**** Given records

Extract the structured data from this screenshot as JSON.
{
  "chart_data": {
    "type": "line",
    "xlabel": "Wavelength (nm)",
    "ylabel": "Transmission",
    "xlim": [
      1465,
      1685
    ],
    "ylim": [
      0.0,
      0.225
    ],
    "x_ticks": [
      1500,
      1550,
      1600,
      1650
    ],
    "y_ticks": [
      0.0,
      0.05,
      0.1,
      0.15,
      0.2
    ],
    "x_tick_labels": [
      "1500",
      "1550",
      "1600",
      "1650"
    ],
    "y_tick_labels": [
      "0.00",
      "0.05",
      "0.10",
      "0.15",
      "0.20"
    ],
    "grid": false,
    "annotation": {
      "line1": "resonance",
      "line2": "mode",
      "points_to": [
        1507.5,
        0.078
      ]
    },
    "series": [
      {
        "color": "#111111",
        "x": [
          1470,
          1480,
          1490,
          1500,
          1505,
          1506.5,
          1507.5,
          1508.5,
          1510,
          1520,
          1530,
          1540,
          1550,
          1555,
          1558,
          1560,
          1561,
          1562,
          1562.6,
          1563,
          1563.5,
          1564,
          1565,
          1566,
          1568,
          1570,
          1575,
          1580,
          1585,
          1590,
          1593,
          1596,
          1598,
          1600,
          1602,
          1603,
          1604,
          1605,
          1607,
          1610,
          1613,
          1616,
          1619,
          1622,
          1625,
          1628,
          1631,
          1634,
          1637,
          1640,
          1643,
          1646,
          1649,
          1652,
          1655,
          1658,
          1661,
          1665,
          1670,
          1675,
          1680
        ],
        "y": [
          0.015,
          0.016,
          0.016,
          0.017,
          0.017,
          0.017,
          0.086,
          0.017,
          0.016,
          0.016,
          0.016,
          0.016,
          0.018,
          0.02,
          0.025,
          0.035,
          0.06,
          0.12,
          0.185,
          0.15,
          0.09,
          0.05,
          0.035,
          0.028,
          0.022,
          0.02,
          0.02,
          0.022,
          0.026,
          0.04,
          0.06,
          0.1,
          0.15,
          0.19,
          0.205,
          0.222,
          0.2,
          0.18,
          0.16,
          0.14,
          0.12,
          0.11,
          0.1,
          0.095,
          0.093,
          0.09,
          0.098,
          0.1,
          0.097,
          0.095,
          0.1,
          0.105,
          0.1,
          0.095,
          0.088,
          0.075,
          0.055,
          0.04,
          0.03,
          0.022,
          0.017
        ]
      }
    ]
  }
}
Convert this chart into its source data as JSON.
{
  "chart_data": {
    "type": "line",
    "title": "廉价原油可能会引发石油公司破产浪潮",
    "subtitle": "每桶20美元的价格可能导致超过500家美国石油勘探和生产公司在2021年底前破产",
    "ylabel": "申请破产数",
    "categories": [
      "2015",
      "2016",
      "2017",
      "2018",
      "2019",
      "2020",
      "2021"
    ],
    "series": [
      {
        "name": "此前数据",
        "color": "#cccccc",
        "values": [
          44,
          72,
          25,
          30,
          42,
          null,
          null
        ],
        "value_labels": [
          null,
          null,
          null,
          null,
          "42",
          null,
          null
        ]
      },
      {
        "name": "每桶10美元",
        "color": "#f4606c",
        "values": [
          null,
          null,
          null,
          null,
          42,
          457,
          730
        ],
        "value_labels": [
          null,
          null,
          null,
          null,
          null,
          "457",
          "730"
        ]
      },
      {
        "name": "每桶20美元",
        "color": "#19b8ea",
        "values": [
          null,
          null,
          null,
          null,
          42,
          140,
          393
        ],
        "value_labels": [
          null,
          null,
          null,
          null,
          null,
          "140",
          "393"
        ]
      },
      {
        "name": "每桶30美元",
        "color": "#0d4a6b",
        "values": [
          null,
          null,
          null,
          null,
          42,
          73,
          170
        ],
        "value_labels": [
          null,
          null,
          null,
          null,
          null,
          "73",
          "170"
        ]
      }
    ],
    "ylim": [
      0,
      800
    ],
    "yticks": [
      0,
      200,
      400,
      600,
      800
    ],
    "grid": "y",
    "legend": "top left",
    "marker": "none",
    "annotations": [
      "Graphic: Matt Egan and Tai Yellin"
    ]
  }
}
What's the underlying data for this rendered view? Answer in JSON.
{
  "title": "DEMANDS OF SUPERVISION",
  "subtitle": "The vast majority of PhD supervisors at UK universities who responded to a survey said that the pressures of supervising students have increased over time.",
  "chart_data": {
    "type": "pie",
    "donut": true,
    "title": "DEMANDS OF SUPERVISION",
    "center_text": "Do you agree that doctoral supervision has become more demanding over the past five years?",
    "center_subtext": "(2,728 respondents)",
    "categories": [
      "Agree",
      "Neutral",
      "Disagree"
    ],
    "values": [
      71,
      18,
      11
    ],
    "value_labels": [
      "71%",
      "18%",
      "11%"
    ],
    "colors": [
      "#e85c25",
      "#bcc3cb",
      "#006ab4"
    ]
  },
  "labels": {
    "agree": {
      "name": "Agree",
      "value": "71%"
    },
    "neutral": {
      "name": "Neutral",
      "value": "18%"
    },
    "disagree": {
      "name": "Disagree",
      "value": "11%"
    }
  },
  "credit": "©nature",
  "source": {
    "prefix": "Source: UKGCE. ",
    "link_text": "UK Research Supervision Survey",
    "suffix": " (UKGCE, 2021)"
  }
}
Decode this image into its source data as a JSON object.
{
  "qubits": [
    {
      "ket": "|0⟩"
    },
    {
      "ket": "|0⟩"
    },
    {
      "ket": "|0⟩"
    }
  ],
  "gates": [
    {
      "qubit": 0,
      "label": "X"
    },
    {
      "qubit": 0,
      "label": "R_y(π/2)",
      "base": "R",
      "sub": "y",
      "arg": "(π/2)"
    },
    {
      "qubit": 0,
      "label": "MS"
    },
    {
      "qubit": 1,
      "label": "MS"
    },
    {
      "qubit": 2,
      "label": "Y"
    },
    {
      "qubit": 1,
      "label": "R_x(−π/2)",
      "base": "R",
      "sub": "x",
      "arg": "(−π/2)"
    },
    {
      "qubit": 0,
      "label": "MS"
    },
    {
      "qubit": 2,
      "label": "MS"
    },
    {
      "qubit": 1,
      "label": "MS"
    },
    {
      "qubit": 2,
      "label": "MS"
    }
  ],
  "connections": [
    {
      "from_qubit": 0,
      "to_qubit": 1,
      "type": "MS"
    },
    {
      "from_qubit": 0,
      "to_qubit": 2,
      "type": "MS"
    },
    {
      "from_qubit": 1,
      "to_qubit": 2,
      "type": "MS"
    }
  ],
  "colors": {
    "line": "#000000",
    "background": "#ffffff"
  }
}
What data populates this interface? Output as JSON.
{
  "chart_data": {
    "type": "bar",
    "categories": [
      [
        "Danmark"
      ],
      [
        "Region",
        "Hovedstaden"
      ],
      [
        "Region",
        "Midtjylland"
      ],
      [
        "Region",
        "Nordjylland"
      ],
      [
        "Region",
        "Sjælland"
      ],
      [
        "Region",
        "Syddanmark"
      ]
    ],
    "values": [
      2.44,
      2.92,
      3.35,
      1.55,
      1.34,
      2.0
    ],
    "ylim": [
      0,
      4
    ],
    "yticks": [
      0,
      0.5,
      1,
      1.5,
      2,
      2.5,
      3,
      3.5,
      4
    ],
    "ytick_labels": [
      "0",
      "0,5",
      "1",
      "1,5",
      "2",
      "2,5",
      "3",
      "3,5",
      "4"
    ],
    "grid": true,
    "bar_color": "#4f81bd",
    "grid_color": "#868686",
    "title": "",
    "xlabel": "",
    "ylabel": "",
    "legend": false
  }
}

********

> What this task involves
All records above must be set down exactly, please.

> Result below
Extract the structured data from this screenshot as JSON.
{
  "chart_data": {
    "type": "line",
    "xlabel": "Wavelength (nm)",
    "ylabel": "Transmission",
    "xlim": [
      1465,
      1685
    ],
    "ylim": [
      0.0,
      0.225
    ],
    "x_ticks": [
      1500,
      1550,
      1600,
      1650
    ],
    "y_ticks": [
      0.0,
      0.05,
      0.1,
      0.15,
      0.2
    ],
    "x_tick_labels": [
      "1500",
      "1550",
      "1600",
      "1650"
    ],
    "y_tick_labels": [
      "0.00",
      "0.05",
      "0.10",
      "0.15",
      "0.20"
    ],
    "grid": false,
    "annotation": {
      "line1": "resonance",
      "line2": "mode",
      "points_to": [
        1507.5,
        0.078
      ]
    },
    "series": [
      {
        "color": "#111111",
        "x": [
          1470,
          1480,
          1490,
          1500,
          1505,
          1506.5,
          1507.5,
          1508.5,
          1510,
          1520,
          1530,
          1540,
          1550,
          1555,
          1558,
          1560,
          1561,
          1562,
          1562.6,
          1563,
          1563.5,
          1564,
          1565,
          1566,
          1568,
          1570,
          1575,
          1580,
          1585,
          1590,
          1593,
          1596,
          1598,
          1600,
          1602,
          1603,
          1604,
          1605,
          1607,
          1610,
          1613,
          1616,
          1619,
          1622,
          1625,
          1628,
          1631,
          1634,
          1637,
          1640,
          1643,
          1646,
          1649,
          1652,
          1655,
          1658,
          1661,
          1665,
          1670,
          1675,
          1680
        ],
        "y": [
          0.015,
          0.016,
          0.016,
          0.017,
          0.017,
          0.017,
          0.086,
          0.017,
          0.016,
          0.016,
          0.016,
          0.016,
          0.018,
          0.02,
          0.025,
          0.035,
          0.06,
          0.12,
          0.185,
          0.15,
          0.09,
          0.05,
          0.035,
          0.028,
          0.022,
          0.02,
          0.02,
          0.022,
          0.026,
          0.04,
          0.06,
          0.1,
          0.15,
          0.19,
          0.205,
          0.222,
          0.2,
          0.18,
          0.16,
          0.14,
          0.12,
          0.11,
          0.1,
          0.095,
          0.093,
          0.09,
          0.098,
          0.1,
          0.097,
          0.095,
          0.1,
          0.105,
          0.1,
          0.095,
          0.088,
          0.075,
          0.055,
          0.04,
          0.03,
          0.022,
          0.017
        ]
      }
    ]
  }
}
Convert this chart into its source data as JSON.
{
  "chart_data": {
    "type": "line",
    "title": "廉价原油可能会引发石油公司破产浪潮",
    "subtitle": "每桶20美元的价格可能导致超过500家美国石油勘探和生产公司在2021年底前破产",
    "ylabel": "申请破产数",
    "categories": [
      "2015",
      "2016",
      "2017",
      "2018",
      "2019",
      "2020",
      "2021"
    ],
    "series": [
      {
        "name": "此前数据",
        "color": "#cccccc",
        "values": [
          44,
          72,
          25,
          30,
          42,
          null,
          null
        ],
        "value_labels": [
          null,
          null,
          null,
          null,
          "42",
          null,
          null
        ]
      },
      {
        "name": "每桶10美元",
        "color": "#f4606c",
        "values": [
          null,
          null,
          null,
          null,
          42,
          457,
          730
        ],
        "value_labels": [
          null,
          null,
          null,
          null,
          null,
          "457",
          "730"
        ]
      },
      {
        "name": "每桶20美元",
        "color": "#19b8ea",
        "values": [
          null,
          null,
          null,
          null,
          42,
          140,
          393
        ],
        "value_labels": [
          null,
          null,
          null,
          null,
          null,
          "140",
          "393"
        ]
      },
      {
        "name": "每桶30美元",
        "color": "#0d4a6b",
        "values": [
          null,
          null,
          null,
          null,
          42,
          73,
          170
        ],
        "value_labels": [
          null,
          null,
          null,
          null,
          null,
          "73",
          "170"
        ]
      }
    ],
    "ylim": [
      0,
      800
    ],
    "yticks": [
      0,
      200,
      400,
      600,
      800
    ],
    "grid": "y",
    "legend": "top left",
    "marker": "none",
    "annotations": [
      "Graphic: Matt Egan and Tai Yellin"
    ]
  }
}
What's the underlying data for this rendered view? Answer in JSON.
{
  "title": "DEMANDS OF SUPERVISION",
  "subtitle": "The vast majority of PhD supervisors at UK universities who responded to a survey said that the pressures of supervising students have increased over time.",
  "chart_data": {
    "type": "pie",
    "donut": true,
    "title": "DEMANDS OF SUPERVISION",
    "center_text": "Do you agree that doctoral supervision has become more demanding over the past five years?",
    "center_subtext": "(2,728 respondents)",
    "categories": [
      "Agree",
      "Neutral",
      "Disagree"
    ],
    "values": [
      71,
      18,
      11
    ],
    "value_labels": [
      "71%",
      "18%",
      "11%"
    ],
    "colors": [
      "#e85c25",
      "#bcc3cb",
      "#006ab4"
    ]
  },
  "labels": {
    "agree": {
      "name": "Agree",
      "value": "71%"
    },
    "neutral": {
      "name": "Neutral",
      "value": "18%"
    },
    "disagree": {
      "name": "Disagree",
      "value": "11%"
    }
  },
  "credit": "©nature",
  "source": {
    "prefix": "Source: UKGCE. ",
    "link_text": "UK Research Supervision Survey",
    "suffix": " (UKGCE, 2021)"
  }
}
Decode this image into its source data as a JSON object.
{
  "qubits": [
    {
      "ket": "|0⟩"
    },
    {
      "ket": "|0⟩"
    },
    {
      "ket": "|0⟩"
    }
  ],
  "gates": [
    {
      "qubit": 0,
      "label": "X"
    },
    {
      "qubit": 0,
      "label": "R_y(π/2)",
      "base": "R",
      "sub": "y",
      "arg": "(π/2)"
    },
    {
      "qubit": 0,
      "label": "MS"
    },
    {
      "qubit": 1,
      "label": "MS"
    },
    {
      "qubit": 2,
      "label": "Y"
    },
    {
      "qubit": 1,
      "label": "R_x(−π/2)",
      "base": "R",
      "sub": "x",
      "arg": "(−π/2)"
    },
    {
      "qubit": 0,
      "label": "MS"
    },
    {
      "qubit": 2,
      "label": "MS"
    },
    {
      "qubit": 1,
      "label": "MS"
    },
    {
      "qubit": 2,
      "label": "MS"
    }
  ],
  "connections": [
    {
      "from_qubit": 0,
      "to_qubit": 1,
      "type": "MS"
    },
    {
      "from_qubit": 0,
      "to_qubit": 2,
      "type": "MS"
    },
    {
      "from_qubit": 1,
      "to_qubit": 2,
      "type": "MS"
    }
  ],
  "colors": {
    "line": "#000000",
    "background": "#ffffff"
  }
}
What data populates this interface? Output as JSON.
{
  "chart_data": {
    "type": "bar",
    "categories": [
      [
        "Danmark"
      ],
      [
        "Region",
        "Hovedstaden"
      ],
      [
        "Region",
        "Midtjylland"
      ],
      [
        "Region",
        "Nordjylland"
      ],
      [
        "Region",
        "Sjælland"
      ],
      [
        "Region",
        "Syddanmark"
      ]
    ],
    "values": [
      2.44,
      2.92,
      3.35,
      1.55,
      1.34,
      2.0
    ],
    "ylim": [
      0,
      4
    ],
    "yticks": [
      0,
      0.5,
      1,
      1.5,
      2,
      2.5,
      3,
      3.5,
      4
    ],
    "ytick_labels": [
      "0",
      "0,5",
      "1",
      "1,5",
      "2",
      "2,5",
      "3",
      "3,5",
      "4"
    ],
    "grid": true,
    "bar_color": "#4f81bd",
    "grid_color": "#868686",
    "title": "",
    "xlabel": "",
    "ylabel": "",
    "legend": false
  }
}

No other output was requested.